Scan the records below. List lines holding "region".

*Saved data entries*.
━━━━━━━━━━

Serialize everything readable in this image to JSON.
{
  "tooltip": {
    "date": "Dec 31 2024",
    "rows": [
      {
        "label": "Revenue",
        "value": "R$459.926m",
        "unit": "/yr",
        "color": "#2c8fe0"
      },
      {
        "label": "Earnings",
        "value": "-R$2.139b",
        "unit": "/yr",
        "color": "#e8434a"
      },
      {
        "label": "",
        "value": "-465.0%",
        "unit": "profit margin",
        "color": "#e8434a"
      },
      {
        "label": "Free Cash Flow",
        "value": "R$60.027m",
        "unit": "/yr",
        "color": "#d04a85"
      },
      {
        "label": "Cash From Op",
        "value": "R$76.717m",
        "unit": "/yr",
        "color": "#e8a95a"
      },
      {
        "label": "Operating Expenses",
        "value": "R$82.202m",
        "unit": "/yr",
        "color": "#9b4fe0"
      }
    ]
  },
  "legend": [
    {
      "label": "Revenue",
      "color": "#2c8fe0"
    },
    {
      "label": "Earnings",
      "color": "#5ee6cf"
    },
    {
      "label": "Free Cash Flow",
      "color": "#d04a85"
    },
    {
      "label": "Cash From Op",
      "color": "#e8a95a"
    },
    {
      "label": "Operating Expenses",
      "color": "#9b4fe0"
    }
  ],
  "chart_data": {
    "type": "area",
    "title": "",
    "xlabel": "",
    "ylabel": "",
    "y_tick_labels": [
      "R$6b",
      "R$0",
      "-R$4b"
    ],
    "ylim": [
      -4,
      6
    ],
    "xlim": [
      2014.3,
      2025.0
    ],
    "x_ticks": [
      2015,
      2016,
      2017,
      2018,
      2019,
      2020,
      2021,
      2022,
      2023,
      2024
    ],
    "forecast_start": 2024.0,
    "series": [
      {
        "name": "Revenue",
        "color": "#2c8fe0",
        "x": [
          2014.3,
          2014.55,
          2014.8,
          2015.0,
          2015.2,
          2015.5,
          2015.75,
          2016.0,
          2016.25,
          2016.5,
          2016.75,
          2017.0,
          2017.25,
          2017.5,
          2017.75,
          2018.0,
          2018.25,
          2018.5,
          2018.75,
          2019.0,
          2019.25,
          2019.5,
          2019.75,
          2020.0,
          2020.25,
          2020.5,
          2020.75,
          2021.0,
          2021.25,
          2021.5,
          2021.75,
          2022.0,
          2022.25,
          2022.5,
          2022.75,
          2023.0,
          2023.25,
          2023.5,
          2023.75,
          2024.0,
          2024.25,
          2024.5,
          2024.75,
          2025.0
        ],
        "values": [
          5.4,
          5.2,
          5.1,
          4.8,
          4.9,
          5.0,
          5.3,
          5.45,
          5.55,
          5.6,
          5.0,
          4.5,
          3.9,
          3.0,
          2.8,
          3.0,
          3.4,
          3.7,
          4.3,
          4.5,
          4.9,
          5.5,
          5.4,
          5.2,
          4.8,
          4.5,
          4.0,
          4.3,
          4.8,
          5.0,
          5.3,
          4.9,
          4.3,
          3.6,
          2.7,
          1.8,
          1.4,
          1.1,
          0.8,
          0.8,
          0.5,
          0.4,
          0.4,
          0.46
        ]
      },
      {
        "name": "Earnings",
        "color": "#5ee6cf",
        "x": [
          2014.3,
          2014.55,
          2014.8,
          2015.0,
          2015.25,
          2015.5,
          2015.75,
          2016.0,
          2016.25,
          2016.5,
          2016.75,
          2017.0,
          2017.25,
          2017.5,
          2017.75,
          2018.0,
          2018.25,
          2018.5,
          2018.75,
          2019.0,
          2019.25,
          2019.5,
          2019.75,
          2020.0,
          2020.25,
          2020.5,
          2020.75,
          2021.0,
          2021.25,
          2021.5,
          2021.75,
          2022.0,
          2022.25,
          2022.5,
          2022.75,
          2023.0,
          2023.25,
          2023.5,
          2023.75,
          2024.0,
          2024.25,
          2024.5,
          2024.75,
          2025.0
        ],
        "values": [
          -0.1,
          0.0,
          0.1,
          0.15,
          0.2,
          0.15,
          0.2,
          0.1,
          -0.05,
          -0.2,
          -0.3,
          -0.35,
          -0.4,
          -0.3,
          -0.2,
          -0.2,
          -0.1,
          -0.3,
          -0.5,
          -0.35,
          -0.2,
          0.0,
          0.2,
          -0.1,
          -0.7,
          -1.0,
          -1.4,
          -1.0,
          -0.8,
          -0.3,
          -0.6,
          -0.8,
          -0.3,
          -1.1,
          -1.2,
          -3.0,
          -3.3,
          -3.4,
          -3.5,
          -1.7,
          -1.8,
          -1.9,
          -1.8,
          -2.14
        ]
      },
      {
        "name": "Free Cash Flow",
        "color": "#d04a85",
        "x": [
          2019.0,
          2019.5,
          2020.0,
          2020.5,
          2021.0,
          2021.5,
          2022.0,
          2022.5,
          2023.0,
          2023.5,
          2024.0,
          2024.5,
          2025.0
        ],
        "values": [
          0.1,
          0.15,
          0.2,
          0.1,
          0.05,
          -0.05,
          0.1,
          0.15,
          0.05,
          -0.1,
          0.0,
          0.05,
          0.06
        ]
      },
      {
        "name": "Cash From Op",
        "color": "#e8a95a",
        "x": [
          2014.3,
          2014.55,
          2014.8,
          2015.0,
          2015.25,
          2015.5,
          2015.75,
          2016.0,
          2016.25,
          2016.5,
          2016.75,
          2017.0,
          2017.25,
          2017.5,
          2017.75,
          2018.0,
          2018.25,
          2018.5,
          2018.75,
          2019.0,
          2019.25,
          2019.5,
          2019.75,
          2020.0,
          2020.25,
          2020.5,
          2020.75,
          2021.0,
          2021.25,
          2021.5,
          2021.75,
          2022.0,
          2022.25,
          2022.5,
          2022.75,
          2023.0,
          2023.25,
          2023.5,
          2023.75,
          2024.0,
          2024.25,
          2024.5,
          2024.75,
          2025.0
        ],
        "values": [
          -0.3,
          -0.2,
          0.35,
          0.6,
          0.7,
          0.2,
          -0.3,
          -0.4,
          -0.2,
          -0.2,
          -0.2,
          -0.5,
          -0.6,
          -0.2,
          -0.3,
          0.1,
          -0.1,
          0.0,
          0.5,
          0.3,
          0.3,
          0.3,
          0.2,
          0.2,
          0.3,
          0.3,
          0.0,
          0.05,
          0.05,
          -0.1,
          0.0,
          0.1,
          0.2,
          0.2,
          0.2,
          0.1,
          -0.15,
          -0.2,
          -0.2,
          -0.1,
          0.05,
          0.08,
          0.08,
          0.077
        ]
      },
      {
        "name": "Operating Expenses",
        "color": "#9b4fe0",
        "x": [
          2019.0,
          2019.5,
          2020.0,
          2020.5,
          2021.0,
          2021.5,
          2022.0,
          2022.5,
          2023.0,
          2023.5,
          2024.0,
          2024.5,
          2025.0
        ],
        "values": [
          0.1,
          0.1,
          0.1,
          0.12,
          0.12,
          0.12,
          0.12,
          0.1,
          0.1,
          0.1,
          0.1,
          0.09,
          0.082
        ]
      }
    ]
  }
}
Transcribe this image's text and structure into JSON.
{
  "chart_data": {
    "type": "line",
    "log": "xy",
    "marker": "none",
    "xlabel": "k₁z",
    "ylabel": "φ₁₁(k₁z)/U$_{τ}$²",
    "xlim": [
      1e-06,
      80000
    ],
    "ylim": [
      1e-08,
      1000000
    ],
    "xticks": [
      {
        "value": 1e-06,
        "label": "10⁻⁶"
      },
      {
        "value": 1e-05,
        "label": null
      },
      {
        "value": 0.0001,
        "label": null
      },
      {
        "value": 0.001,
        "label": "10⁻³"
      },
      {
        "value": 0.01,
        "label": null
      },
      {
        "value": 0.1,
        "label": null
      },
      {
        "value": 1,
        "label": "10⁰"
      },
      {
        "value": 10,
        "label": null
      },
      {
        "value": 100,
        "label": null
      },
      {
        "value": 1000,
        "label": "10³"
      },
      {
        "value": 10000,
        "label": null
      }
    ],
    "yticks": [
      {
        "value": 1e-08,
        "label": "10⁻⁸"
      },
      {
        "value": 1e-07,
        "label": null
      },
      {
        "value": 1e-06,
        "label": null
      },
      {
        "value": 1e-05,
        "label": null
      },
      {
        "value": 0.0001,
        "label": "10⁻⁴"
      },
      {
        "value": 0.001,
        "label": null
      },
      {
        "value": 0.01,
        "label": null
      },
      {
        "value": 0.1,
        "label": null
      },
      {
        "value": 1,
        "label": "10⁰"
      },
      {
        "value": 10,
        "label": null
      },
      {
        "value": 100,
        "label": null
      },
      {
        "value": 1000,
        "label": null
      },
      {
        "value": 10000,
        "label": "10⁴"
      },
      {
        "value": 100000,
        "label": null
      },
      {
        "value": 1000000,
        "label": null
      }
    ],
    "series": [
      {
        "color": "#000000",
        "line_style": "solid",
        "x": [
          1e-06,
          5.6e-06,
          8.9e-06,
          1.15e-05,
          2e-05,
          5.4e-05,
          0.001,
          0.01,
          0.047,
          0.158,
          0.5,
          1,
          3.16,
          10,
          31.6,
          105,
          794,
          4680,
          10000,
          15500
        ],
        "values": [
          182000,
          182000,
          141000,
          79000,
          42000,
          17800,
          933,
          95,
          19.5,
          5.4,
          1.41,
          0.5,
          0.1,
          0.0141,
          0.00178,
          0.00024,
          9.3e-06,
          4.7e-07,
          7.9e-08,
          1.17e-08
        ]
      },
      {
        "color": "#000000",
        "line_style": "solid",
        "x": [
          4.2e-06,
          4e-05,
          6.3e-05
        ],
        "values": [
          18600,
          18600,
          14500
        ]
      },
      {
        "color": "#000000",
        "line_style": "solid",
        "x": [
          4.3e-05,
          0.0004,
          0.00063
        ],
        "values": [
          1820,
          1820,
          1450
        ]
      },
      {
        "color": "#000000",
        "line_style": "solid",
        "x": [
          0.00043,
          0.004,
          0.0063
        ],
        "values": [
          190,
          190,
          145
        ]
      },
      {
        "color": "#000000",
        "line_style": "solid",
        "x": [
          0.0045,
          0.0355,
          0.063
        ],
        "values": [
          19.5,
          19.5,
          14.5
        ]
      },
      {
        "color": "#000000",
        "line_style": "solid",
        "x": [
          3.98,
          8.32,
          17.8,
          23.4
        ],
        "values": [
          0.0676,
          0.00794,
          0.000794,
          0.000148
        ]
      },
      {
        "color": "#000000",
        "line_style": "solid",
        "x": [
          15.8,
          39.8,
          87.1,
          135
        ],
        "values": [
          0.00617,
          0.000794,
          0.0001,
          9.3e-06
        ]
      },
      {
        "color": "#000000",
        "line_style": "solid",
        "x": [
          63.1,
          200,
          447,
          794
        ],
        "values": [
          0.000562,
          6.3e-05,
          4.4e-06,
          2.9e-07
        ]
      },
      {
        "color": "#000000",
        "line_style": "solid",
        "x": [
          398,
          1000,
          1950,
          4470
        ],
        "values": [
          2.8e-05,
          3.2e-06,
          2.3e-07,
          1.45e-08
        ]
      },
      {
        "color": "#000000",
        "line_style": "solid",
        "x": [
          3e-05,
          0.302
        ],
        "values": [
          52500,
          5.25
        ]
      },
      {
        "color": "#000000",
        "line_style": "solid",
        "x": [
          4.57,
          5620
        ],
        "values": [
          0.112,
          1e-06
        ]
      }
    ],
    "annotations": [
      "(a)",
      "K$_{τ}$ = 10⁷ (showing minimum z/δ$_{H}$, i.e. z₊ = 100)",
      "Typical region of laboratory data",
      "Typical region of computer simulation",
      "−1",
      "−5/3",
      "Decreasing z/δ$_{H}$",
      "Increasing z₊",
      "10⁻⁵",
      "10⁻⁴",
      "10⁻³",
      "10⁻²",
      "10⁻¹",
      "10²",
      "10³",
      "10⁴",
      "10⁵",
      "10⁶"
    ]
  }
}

━━━━━━━━━━

*The output*.
      "Typical region of laboratory data",
      "Typical region of computer simulation",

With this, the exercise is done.